_To be done_
Copy all lines that contain the word "IRNR".

_Given data_

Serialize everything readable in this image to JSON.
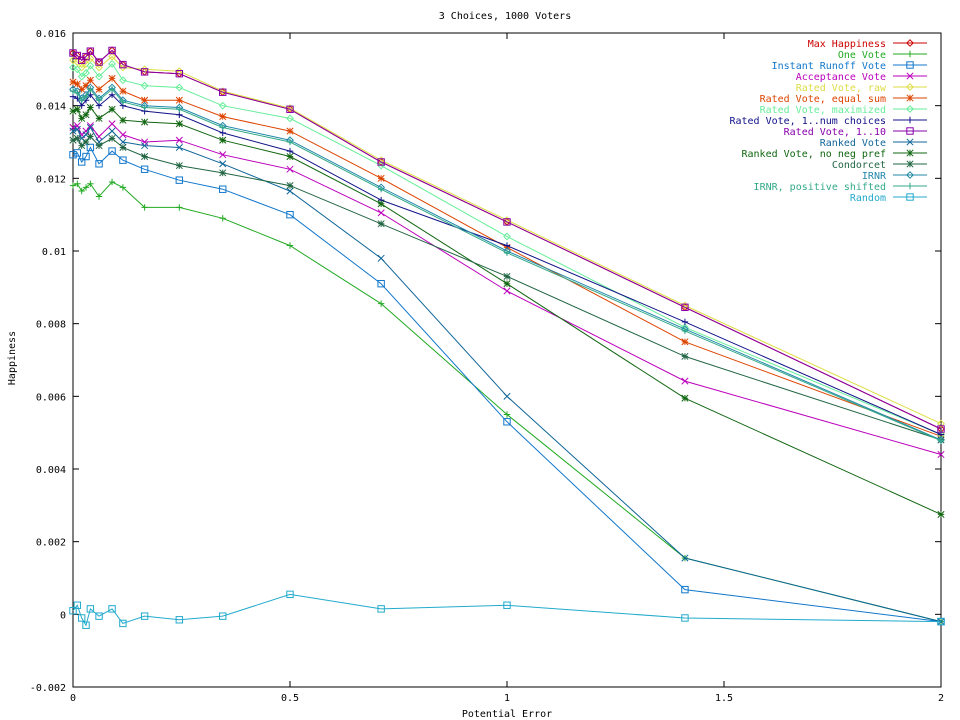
{
  "chart_data": {
    "type": "line",
    "title": "3 Choices, 1000 Voters",
    "xlabel": "Potential Error",
    "ylabel": "Happiness",
    "xlim": [
      0,
      2
    ],
    "ylim": [
      -0.002,
      0.016
    ],
    "x_ticks": [
      {
        "value": 0,
        "label": "0"
      },
      {
        "value": 0.5,
        "label": "0.5"
      },
      {
        "value": 1,
        "label": "1"
      },
      {
        "value": 1.5,
        "label": "1.5"
      },
      {
        "value": 2,
        "label": "2"
      }
    ],
    "y_ticks": [
      {
        "value": -0.002,
        "label": "-0.002"
      },
      {
        "value": 0,
        "label": "0"
      },
      {
        "value": 0.002,
        "label": "0.002"
      },
      {
        "value": 0.004,
        "label": "0.004"
      },
      {
        "value": 0.006,
        "label": "0.006"
      },
      {
        "value": 0.008,
        "label": "0.008"
      },
      {
        "value": 0.01,
        "label": "0.01"
      },
      {
        "value": 0.012,
        "label": "0.012"
      },
      {
        "value": 0.014,
        "label": "0.014"
      },
      {
        "value": 0.016,
        "label": "0.016"
      }
    ],
    "grid": false,
    "legend_position": "top-right",
    "x": [
      0,
      0.01,
      0.02,
      0.03,
      0.04,
      0.06,
      0.09,
      0.115,
      0.165,
      0.245,
      0.345,
      0.5,
      0.71,
      1.0,
      1.41,
      2.0
    ],
    "series": [
      {
        "name": "Max Happiness",
        "color": "#cc0000",
        "marker": "diamond",
        "values": [
          0.01545,
          0.01538,
          0.01525,
          0.01535,
          0.0155,
          0.0152,
          0.01552,
          0.01513,
          0.01493,
          0.01488,
          0.01437,
          0.0139,
          0.01245,
          0.0108,
          0.00845,
          0.0051
        ]
      },
      {
        "name": "One Vote",
        "color": "#22aa22",
        "marker": "plus",
        "values": [
          0.0118,
          0.01185,
          0.01165,
          0.01175,
          0.01185,
          0.0115,
          0.0119,
          0.01175,
          0.0112,
          0.0112,
          0.0109,
          0.01015,
          0.00855,
          0.0055,
          0.00155,
          -0.0002
        ]
      },
      {
        "name": "Instant Runoff Vote",
        "color": "#1177cc",
        "marker": "square",
        "values": [
          0.01265,
          0.0127,
          0.01245,
          0.0126,
          0.01285,
          0.0124,
          0.01275,
          0.0125,
          0.01225,
          0.01195,
          0.0117,
          0.011,
          0.0091,
          0.0053,
          0.00068,
          -0.0002
        ]
      },
      {
        "name": "Acceptance Vote",
        "color": "#bb00bb",
        "marker": "x",
        "values": [
          0.0134,
          0.01345,
          0.0132,
          0.0133,
          0.01345,
          0.01315,
          0.0135,
          0.0132,
          0.013,
          0.01305,
          0.01265,
          0.01225,
          0.01105,
          0.0089,
          0.00642,
          0.0044
        ]
      },
      {
        "name": "Rated Vote, raw",
        "color": "#dddd44",
        "marker": "diamond",
        "values": [
          0.01525,
          0.0152,
          0.01505,
          0.01515,
          0.0153,
          0.01505,
          0.01535,
          0.01505,
          0.015,
          0.01495,
          0.0144,
          0.01393,
          0.0125,
          0.01085,
          0.0085,
          0.00525
        ]
      },
      {
        "name": "Rated Vote, equal sum",
        "color": "#dd4400",
        "marker": "star",
        "values": [
          0.01465,
          0.0146,
          0.01445,
          0.01455,
          0.0147,
          0.01445,
          0.01475,
          0.0144,
          0.01415,
          0.01415,
          0.0137,
          0.0133,
          0.012,
          0.0101,
          0.0075,
          0.0049
        ]
      },
      {
        "name": "Rated Vote, maximized",
        "color": "#66ee99",
        "marker": "diamond",
        "values": [
          0.01505,
          0.015,
          0.0148,
          0.0149,
          0.0151,
          0.0148,
          0.01515,
          0.0147,
          0.01455,
          0.0145,
          0.014,
          0.01365,
          0.01235,
          0.0104,
          0.0079,
          0.00495
        ]
      },
      {
        "name": "Rated Vote, 1..num choices",
        "color": "#111188",
        "marker": "plus",
        "values": [
          0.01425,
          0.0142,
          0.014,
          0.01415,
          0.0143,
          0.014,
          0.0143,
          0.014,
          0.01385,
          0.01375,
          0.01325,
          0.01275,
          0.0114,
          0.01015,
          0.00805,
          0.00495
        ]
      },
      {
        "name": "Rated Vote, 1..10",
        "color": "#8800aa",
        "marker": "square",
        "values": [
          0.01545,
          0.01538,
          0.01525,
          0.01535,
          0.0155,
          0.0152,
          0.01552,
          0.01513,
          0.01493,
          0.01488,
          0.01437,
          0.0139,
          0.01245,
          0.0108,
          0.00845,
          0.0051
        ]
      },
      {
        "name": "Ranked Vote",
        "color": "#116699",
        "marker": "x",
        "values": [
          0.0133,
          0.01335,
          0.0131,
          0.0132,
          0.0134,
          0.013,
          0.0133,
          0.013,
          0.0129,
          0.01285,
          0.0124,
          0.01165,
          0.0098,
          0.006,
          0.00155,
          -0.0002
        ]
      },
      {
        "name": "Ranked Vote, no neg pref",
        "color": "#116611",
        "marker": "star",
        "values": [
          0.01385,
          0.0139,
          0.01365,
          0.01375,
          0.01395,
          0.01365,
          0.0139,
          0.0136,
          0.01355,
          0.0135,
          0.01305,
          0.0126,
          0.0113,
          0.0091,
          0.00595,
          0.00275
        ]
      },
      {
        "name": "Condorcet",
        "color": "#226644",
        "marker": "star",
        "values": [
          0.01305,
          0.0131,
          0.0129,
          0.013,
          0.01315,
          0.0129,
          0.0131,
          0.01285,
          0.0126,
          0.01235,
          0.01215,
          0.0118,
          0.01075,
          0.0093,
          0.0071,
          0.0048
        ]
      },
      {
        "name": "IRNR",
        "color": "#2288aa",
        "marker": "diamond",
        "values": [
          0.01445,
          0.0144,
          0.0142,
          0.0143,
          0.0145,
          0.0142,
          0.0145,
          0.01415,
          0.014,
          0.01395,
          0.01345,
          0.01305,
          0.01175,
          0.01,
          0.00785,
          0.0048
        ]
      },
      {
        "name": "IRNR, positive shifted",
        "color": "#33aa88",
        "marker": "plus",
        "values": [
          0.0144,
          0.01435,
          0.01415,
          0.01425,
          0.01445,
          0.01415,
          0.01445,
          0.0141,
          0.01395,
          0.0139,
          0.0134,
          0.013,
          0.0117,
          0.00995,
          0.0078,
          0.00478
        ]
      },
      {
        "name": "Random",
        "color": "#22aacc",
        "marker": "square",
        "values": [
          0.0001,
          0.00025,
          -0.0001,
          -0.0003,
          0.00015,
          -5e-05,
          0.00015,
          -0.00025,
          -5e-05,
          -0.00015,
          -5e-05,
          0.00055,
          0.00015,
          0.00025,
          -0.0001,
          -0.0002
        ]
      }
    ]
  }
}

_Task solution_
        "name": "IRNR",
        "name": "IRNR, positive shifted",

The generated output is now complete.